STATED PROBLEM | Single out each line with the word "into" and copy it.

Raw records:
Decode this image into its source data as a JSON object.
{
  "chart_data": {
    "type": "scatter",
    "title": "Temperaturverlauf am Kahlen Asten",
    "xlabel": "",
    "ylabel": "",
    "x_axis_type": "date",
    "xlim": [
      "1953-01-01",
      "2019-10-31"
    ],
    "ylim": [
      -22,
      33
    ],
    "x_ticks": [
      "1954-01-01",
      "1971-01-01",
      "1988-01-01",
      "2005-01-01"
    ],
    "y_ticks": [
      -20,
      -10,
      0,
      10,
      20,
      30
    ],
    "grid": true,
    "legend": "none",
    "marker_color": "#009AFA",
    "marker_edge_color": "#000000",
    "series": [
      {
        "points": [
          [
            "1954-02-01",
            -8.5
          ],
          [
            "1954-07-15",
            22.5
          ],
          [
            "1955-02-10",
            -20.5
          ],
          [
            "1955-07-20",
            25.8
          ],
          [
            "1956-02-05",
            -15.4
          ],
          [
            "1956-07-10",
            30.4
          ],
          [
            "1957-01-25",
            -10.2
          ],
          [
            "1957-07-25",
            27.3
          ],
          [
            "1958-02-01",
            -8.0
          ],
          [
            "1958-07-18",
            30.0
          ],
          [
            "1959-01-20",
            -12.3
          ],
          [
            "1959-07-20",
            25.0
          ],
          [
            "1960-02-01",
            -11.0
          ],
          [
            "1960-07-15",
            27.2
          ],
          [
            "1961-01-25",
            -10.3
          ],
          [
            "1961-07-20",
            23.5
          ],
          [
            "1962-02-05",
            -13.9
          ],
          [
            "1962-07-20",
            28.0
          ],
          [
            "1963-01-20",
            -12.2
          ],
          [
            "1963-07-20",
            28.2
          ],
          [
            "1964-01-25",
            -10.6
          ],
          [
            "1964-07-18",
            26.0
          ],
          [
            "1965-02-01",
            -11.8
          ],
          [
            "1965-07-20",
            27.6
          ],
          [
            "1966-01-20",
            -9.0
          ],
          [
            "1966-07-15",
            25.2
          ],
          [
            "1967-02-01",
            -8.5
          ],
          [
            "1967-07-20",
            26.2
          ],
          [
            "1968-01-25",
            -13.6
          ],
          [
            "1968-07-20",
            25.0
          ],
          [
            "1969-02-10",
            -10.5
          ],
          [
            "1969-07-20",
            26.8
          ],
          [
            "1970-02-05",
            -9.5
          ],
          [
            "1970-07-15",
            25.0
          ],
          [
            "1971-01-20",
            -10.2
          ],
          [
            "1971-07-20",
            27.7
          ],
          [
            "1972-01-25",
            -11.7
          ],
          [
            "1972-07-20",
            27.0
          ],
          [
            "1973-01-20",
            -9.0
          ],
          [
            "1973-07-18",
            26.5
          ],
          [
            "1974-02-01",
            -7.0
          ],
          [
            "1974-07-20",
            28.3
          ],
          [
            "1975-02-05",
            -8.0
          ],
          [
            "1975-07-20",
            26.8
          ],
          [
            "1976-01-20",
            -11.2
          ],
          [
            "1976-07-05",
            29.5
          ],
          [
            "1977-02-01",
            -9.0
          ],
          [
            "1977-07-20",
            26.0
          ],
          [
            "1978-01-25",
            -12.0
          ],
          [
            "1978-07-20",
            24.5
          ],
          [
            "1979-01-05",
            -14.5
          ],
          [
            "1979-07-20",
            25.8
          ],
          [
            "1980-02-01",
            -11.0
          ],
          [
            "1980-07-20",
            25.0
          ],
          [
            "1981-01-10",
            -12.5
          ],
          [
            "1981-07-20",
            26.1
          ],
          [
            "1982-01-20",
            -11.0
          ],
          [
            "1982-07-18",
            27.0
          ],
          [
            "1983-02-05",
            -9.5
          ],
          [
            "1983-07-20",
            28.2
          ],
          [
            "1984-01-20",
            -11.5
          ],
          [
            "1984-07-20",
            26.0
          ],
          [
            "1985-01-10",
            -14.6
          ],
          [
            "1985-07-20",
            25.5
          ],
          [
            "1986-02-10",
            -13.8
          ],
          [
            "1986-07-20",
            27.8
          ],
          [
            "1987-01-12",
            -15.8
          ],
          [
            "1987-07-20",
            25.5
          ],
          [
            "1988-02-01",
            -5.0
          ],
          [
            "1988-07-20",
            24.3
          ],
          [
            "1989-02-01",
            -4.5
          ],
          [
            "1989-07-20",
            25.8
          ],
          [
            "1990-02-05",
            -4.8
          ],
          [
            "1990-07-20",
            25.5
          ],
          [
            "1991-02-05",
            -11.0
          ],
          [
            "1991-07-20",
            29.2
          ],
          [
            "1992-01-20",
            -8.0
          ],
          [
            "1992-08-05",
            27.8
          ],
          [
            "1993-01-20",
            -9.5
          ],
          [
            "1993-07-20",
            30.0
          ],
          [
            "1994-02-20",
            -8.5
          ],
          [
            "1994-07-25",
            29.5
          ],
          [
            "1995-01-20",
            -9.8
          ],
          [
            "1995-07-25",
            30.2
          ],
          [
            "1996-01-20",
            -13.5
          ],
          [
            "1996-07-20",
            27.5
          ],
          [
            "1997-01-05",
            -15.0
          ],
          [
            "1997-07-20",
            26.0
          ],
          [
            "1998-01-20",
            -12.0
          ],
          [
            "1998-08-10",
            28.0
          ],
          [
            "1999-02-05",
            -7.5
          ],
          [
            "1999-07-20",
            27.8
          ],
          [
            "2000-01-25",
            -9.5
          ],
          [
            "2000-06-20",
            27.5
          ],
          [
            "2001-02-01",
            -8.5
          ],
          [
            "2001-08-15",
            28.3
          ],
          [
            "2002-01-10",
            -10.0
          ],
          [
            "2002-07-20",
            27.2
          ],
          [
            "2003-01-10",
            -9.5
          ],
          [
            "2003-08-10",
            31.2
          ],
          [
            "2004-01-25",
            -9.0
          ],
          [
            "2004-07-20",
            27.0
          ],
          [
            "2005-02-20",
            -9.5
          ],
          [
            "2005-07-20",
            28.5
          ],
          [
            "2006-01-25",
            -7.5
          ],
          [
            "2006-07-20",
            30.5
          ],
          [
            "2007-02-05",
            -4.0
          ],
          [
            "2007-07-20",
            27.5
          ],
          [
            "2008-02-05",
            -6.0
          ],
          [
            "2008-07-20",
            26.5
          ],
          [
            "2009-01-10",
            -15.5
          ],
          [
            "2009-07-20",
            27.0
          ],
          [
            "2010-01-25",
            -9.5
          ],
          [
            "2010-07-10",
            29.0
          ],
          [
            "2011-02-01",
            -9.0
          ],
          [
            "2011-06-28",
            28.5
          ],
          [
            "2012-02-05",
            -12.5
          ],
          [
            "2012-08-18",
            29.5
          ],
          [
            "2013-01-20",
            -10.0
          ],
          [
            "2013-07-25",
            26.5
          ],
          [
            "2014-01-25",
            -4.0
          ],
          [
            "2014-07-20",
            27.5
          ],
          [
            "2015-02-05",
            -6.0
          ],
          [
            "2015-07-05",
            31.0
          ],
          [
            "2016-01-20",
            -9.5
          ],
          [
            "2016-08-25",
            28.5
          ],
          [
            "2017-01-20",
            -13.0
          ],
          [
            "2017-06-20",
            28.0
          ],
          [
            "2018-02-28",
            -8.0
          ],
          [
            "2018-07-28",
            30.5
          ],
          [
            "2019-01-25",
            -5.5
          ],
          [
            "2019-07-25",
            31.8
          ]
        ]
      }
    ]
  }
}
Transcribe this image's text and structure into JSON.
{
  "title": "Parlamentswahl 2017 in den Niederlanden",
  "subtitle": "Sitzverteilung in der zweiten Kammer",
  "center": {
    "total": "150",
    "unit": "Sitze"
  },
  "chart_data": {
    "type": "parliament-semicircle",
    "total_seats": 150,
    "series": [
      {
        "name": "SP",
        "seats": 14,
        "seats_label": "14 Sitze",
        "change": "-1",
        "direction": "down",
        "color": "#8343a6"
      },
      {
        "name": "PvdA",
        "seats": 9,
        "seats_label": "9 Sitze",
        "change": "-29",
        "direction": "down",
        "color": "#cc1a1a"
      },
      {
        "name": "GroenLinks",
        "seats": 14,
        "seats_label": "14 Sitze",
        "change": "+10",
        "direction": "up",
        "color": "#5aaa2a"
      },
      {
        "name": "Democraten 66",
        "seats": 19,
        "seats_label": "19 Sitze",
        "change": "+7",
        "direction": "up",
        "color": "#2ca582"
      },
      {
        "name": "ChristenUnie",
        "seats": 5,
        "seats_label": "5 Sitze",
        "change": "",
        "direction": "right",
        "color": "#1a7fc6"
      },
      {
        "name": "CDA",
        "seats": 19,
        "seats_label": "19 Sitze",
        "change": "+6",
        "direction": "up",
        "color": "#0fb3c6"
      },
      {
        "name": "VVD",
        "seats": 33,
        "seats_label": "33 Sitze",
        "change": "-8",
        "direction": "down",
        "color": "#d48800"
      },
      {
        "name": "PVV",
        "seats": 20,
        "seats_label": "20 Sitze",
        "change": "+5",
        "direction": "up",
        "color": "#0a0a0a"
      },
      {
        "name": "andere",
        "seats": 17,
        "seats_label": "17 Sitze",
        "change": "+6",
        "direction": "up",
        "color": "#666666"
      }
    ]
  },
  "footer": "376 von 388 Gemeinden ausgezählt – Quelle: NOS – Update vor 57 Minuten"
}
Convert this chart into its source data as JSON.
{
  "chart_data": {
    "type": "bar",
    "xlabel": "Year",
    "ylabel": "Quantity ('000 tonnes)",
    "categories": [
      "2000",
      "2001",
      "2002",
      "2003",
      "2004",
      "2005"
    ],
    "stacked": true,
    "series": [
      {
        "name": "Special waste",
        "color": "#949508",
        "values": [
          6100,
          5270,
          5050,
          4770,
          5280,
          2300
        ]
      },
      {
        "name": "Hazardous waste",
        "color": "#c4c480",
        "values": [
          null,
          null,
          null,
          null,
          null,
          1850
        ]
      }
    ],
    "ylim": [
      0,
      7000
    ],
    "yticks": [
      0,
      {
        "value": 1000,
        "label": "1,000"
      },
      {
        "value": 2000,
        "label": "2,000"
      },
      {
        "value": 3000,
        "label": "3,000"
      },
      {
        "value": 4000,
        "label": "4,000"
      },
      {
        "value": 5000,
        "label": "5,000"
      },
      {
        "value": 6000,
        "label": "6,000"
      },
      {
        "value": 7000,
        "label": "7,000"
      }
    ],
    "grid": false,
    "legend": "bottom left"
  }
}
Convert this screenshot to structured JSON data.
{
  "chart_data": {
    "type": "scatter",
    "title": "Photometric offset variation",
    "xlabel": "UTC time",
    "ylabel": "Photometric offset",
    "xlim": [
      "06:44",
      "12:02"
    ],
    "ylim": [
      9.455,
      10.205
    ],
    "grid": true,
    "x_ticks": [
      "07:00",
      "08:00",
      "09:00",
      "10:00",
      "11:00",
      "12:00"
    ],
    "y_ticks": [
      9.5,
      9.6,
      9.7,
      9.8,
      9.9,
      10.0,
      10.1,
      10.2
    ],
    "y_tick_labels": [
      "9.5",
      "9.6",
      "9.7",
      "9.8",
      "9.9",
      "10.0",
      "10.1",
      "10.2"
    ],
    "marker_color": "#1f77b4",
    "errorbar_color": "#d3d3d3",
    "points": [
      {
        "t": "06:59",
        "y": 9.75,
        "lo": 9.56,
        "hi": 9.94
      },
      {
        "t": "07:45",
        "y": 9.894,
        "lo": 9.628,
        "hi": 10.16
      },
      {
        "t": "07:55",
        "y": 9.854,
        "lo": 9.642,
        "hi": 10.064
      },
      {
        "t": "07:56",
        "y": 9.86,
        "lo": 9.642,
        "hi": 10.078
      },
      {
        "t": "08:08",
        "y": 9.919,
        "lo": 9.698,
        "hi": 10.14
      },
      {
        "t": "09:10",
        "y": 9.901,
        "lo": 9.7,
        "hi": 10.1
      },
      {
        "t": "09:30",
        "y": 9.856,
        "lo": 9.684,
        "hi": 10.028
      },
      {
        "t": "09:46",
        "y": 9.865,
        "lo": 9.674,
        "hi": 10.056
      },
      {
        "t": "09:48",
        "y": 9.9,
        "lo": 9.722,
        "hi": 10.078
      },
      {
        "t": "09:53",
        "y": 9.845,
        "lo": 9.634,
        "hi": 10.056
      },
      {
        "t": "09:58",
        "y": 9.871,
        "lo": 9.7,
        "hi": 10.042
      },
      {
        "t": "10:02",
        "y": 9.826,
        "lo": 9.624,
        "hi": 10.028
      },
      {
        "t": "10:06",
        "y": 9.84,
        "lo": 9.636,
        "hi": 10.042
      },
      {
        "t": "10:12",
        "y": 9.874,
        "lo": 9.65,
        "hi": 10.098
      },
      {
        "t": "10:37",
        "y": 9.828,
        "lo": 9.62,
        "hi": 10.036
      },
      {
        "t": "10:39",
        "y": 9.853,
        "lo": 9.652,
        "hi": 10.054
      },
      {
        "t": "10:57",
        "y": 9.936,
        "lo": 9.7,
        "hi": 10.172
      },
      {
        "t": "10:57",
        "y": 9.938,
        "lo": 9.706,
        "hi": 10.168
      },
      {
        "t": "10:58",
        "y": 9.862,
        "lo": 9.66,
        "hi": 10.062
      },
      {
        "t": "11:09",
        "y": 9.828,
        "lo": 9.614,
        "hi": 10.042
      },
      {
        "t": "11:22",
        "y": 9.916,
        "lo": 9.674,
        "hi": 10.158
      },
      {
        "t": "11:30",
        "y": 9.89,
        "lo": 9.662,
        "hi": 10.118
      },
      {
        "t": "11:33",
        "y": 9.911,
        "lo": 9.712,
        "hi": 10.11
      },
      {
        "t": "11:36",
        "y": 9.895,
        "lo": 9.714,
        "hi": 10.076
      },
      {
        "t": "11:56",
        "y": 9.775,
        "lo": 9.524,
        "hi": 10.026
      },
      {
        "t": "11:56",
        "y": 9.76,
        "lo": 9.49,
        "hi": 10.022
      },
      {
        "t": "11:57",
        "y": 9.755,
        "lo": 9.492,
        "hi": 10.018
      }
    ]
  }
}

RESPONSE |
Decode this image into its source data as a JSON object.
Transcribe this image's text and structure into JSON.
Convert this chart into its source data as JSON.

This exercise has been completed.